[Items listed in a dataset]
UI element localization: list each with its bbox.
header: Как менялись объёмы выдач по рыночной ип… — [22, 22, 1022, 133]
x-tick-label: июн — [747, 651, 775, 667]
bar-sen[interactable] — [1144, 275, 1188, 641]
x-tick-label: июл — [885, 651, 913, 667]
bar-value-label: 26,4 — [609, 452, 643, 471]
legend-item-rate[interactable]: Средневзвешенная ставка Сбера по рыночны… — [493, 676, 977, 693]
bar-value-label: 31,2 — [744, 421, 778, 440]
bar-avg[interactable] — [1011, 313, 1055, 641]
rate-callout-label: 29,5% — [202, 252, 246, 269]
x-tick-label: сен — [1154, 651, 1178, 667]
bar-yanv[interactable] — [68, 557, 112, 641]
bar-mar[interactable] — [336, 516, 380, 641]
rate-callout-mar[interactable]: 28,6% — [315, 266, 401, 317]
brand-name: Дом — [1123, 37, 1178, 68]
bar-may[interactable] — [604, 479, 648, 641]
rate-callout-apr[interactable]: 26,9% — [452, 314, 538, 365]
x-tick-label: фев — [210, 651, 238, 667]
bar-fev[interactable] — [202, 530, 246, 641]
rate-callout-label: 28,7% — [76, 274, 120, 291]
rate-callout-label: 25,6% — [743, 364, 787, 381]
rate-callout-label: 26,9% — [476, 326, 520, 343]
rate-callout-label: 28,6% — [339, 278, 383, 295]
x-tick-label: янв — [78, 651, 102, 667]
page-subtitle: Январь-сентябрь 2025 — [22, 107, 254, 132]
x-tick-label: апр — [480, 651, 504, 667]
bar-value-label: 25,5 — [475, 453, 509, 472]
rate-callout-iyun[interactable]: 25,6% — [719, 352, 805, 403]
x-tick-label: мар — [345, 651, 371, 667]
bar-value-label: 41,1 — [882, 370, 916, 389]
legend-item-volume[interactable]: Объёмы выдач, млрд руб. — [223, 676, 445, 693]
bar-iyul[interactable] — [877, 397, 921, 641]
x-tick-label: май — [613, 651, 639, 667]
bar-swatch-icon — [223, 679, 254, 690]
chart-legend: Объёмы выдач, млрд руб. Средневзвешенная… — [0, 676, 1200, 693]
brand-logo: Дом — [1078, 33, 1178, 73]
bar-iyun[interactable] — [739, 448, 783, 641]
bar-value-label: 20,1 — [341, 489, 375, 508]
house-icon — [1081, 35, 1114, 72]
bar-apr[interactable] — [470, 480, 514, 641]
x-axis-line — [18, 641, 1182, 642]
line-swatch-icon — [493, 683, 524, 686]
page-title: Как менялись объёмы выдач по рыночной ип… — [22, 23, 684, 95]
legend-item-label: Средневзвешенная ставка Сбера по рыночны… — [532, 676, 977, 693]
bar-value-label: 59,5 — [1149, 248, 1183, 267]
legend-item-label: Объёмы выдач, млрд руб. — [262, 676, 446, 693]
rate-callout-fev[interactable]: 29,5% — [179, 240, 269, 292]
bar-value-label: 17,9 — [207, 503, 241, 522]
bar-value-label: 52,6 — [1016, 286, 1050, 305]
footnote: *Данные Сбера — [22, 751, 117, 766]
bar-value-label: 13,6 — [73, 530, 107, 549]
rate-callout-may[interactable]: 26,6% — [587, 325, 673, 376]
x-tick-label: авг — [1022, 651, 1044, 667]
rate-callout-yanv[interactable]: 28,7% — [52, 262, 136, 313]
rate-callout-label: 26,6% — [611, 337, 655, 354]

* What is needed:
Reproduce every line of the listing above verbatim, without altering anything.

* Solution to this task:
UI element localization: list each with its bbox.
header: Как менялись объёмы выдач по рыночной ип… — [22, 22, 1022, 133]
x-tick-label: июн — [747, 651, 775, 667]
bar-sen[interactable] — [1144, 275, 1188, 641]
x-tick-label: июл — [885, 651, 913, 667]
bar-value-label: 26,4 — [609, 452, 643, 471]
legend-item-rate[interactable]: Средневзвешенная ставка Сбера по рыночны… — [493, 676, 977, 693]
bar-value-label: 31,2 — [744, 421, 778, 440]
bar-avg[interactable] — [1011, 313, 1055, 641]
rate-callout-label: 29,5% — [202, 252, 246, 269]
x-tick-label: сен — [1154, 651, 1178, 667]
bar-yanv[interactable] — [68, 557, 112, 641]
bar-mar[interactable] — [336, 516, 380, 641]
rate-callout-mar[interactable]: 28,6% — [315, 266, 401, 317]
brand-name: Дом — [1123, 37, 1178, 68]
bar-may[interactable] — [604, 479, 648, 641]
rate-callout-apr[interactable]: 26,9% — [452, 314, 538, 365]
x-tick-label: фев — [210, 651, 238, 667]
bar-fev[interactable] — [202, 530, 246, 641]
rate-callout-label: 28,7% — [76, 274, 120, 291]
rate-callout-label: 25,6% — [743, 364, 787, 381]
rate-callout-label: 26,9% — [476, 326, 520, 343]
rate-callout-label: 28,6% — [339, 278, 383, 295]
x-tick-label: янв — [78, 651, 102, 667]
page-subtitle: Январь-сентябрь 2025 — [22, 107, 254, 132]
x-tick-label: апр — [480, 651, 504, 667]
bar-value-label: 25,5 — [475, 453, 509, 472]
rate-callout-iyun[interactable]: 25,6% — [719, 352, 805, 403]
x-tick-label: мар — [345, 651, 371, 667]
bar-value-label: 41,1 — [882, 370, 916, 389]
legend-item-volume[interactable]: Объёмы выдач, млрд руб. — [223, 676, 445, 693]
bar-iyul[interactable] — [877, 397, 921, 641]
x-tick-label: май — [613, 651, 639, 667]
bar-swatch-icon — [223, 679, 254, 690]
chart-legend: Объёмы выдач, млрд руб. Средневзвешенная… — [0, 676, 1200, 693]
brand-logo: Дом — [1078, 33, 1178, 73]
bar-iyun[interactable] — [739, 448, 783, 641]
bar-value-label: 20,1 — [341, 489, 375, 508]
house-icon — [1081, 35, 1114, 72]
bar-apr[interactable] — [470, 480, 514, 641]
x-axis-line — [18, 641, 1182, 642]
line-swatch-icon — [493, 683, 524, 686]
page-title: Как менялись объёмы выдач по рыночной ип… — [22, 23, 684, 95]
legend-item-label: Средневзвешенная ставка Сбера по рыночны… — [532, 676, 977, 693]
bar-value-label: 59,5 — [1149, 248, 1183, 267]
legend-item-label: Объёмы выдач, млрд руб. — [262, 676, 446, 693]
rate-callout-fev[interactable]: 29,5% — [179, 240, 269, 292]
bar-value-label: 17,9 — [207, 503, 241, 522]
bar-value-label: 52,6 — [1016, 286, 1050, 305]
footnote: *Данные Сбера — [22, 751, 117, 766]
bar-value-label: 13,6 — [73, 530, 107, 549]
rate-callout-may[interactable]: 26,6% — [587, 325, 673, 376]
x-tick-label: авг — [1022, 651, 1044, 667]
rate-callout-yanv[interactable]: 28,7% — [52, 262, 136, 313]
rate-callout-label: 26,6% — [611, 337, 655, 354]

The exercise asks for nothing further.